[Dataset excerpt]
%%

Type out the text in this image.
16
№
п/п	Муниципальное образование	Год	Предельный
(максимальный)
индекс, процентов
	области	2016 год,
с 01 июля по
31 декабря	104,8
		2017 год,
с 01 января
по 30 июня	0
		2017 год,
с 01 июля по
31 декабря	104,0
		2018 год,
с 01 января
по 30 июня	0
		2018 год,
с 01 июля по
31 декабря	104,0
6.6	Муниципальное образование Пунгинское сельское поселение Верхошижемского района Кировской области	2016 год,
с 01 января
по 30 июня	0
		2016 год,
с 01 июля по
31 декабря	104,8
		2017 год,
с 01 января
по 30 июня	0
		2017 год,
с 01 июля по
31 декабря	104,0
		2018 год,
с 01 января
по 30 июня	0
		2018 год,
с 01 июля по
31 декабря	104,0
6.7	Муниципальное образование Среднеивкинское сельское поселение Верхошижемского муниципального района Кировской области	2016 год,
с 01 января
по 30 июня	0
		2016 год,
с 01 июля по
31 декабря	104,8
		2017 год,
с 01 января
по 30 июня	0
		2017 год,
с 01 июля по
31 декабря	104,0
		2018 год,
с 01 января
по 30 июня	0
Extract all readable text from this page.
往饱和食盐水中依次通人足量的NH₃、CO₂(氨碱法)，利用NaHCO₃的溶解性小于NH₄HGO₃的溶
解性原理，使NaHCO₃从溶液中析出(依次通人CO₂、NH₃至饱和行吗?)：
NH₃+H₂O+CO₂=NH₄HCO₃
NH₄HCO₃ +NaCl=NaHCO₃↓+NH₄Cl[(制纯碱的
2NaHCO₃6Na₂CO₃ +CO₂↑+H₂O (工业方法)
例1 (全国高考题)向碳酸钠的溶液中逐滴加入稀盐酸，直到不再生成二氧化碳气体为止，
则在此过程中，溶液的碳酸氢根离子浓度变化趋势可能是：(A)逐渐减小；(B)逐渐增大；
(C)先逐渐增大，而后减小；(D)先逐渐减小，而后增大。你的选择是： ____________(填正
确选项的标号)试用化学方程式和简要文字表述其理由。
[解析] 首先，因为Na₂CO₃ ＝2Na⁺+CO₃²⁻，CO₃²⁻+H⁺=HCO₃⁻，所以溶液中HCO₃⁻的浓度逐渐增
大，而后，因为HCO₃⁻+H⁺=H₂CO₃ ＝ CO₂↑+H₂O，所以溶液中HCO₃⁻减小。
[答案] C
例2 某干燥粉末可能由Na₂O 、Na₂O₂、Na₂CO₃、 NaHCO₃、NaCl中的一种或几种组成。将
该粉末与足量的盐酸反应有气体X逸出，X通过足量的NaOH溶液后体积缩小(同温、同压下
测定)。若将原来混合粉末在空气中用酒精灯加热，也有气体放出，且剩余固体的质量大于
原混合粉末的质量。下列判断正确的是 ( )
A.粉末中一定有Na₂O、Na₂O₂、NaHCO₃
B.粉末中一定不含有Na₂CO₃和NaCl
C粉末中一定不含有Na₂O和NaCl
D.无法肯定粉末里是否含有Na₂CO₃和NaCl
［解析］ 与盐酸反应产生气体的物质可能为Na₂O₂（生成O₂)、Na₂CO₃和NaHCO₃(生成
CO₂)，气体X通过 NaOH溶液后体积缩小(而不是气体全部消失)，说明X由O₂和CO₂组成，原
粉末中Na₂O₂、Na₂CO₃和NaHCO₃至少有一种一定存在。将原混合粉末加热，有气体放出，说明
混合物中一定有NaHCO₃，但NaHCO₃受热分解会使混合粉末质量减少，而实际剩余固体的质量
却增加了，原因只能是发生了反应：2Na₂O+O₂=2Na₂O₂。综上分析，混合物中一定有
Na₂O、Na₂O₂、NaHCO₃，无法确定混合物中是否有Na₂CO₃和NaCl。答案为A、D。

%%

#### [REQUIREMENTS]
Return all the data above once more, precisely as given.

#### [ANSWER TO THIS TASK]
Type out the text in this image.
16
№
п/п	Муниципальное образование	Год	Предельный
(максимальный)
индекс, процентов
	области	2016 год,
с 01 июля по
31 декабря	104,8
		2017 год,
с 01 января
по 30 июня	0
		2017 год,
с 01 июля по
31 декабря	104,0
		2018 год,
с 01 января
по 30 июня	0
		2018 год,
с 01 июля по
31 декабря	104,0
6.6	Муниципальное образование Пунгинское сельское поселение Верхошижемского района Кировской области	2016 год,
с 01 января
по 30 июня	0
		2016 год,
с 01 июля по
31 декабря	104,8
		2017 год,
с 01 января
по 30 июня	0
		2017 год,
с 01 июля по
31 декабря	104,0
		2018 год,
с 01 января
по 30 июня	0
		2018 год,
с 01 июля по
31 декабря	104,0
6.7	Муниципальное образование Среднеивкинское сельское поселение Верхошижемского муниципального района Кировской области	2016 год,
с 01 января
по 30 июня	0
		2016 год,
с 01 июля по
31 декабря	104,8
		2017 год,
с 01 января
по 30 июня	0
		2017 год,
с 01 июля по
31 декабря	104,0
		2018 год,
с 01 января
по 30 июня	0
Extract all readable text from this page.
往饱和食盐水中依次通人足量的NH₃、CO₂(氨碱法)，利用NaHCO₃的溶解性小于NH₄HGO₃的溶
解性原理，使NaHCO₃从溶液中析出(依次通人CO₂、NH₃至饱和行吗?)：
NH₃+H₂O+CO₂=NH₄HCO₃
NH₄HCO₃ +NaCl=NaHCO₃↓+NH₄Cl[(制纯碱的
2NaHCO₃6Na₂CO₃ +CO₂↑+H₂O (工业方法)
例1 (全国高考题)向碳酸钠的溶液中逐滴加入稀盐酸，直到不再生成二氧化碳气体为止，
则在此过程中，溶液的碳酸氢根离子浓度变化趋势可能是：(A)逐渐减小；(B)逐渐增大；
(C)先逐渐增大，而后减小；(D)先逐渐减小，而后增大。你的选择是： ____________(填正
确选项的标号)试用化学方程式和简要文字表述其理由。
[解析] 首先，因为Na₂CO₃ ＝2Na⁺+CO₃²⁻，CO₃²⁻+H⁺=HCO₃⁻，所以溶液中HCO₃⁻的浓度逐渐增
大，而后，因为HCO₃⁻+H⁺=H₂CO₃ ＝ CO₂↑+H₂O，所以溶液中HCO₃⁻减小。
[答案] C
例2 某干燥粉末可能由Na₂O 、Na₂O₂、Na₂CO₃、 NaHCO₃、NaCl中的一种或几种组成。将
该粉末与足量的盐酸反应有气体X逸出，X通过足量的NaOH溶液后体积缩小(同温、同压下
测定)。若将原来混合粉末在空气中用酒精灯加热，也有气体放出，且剩余固体的质量大于
原混合粉末的质量。下列判断正确的是 ( )
A.粉末中一定有Na₂O、Na₂O₂、NaHCO₃
B.粉末中一定不含有Na₂CO₃和NaCl
C粉末中一定不含有Na₂O和NaCl
D.无法肯定粉末里是否含有Na₂CO₃和NaCl
［解析］ 与盐酸反应产生气体的物质可能为Na₂O₂（生成O₂)、Na₂CO₃和NaHCO₃(生成
CO₂)，气体X通过 NaOH溶液后体积缩小(而不是气体全部消失)，说明X由O₂和CO₂组成，原
粉末中Na₂O₂、Na₂CO₃和NaHCO₃至少有一种一定存在。将原混合粉末加热，有气体放出，说明
混合物中一定有NaHCO₃，但NaHCO₃受热分解会使混合粉末质量减少，而实际剩余固体的质量
却增加了，原因只能是发生了反应：2Na₂O+O₂=2Na₂O₂。综上分析，混合物中一定有
Na₂O、Na₂O₂、NaHCO₃，无法确定混合物中是否有Na₂CO₃和NaCl。答案为A、D。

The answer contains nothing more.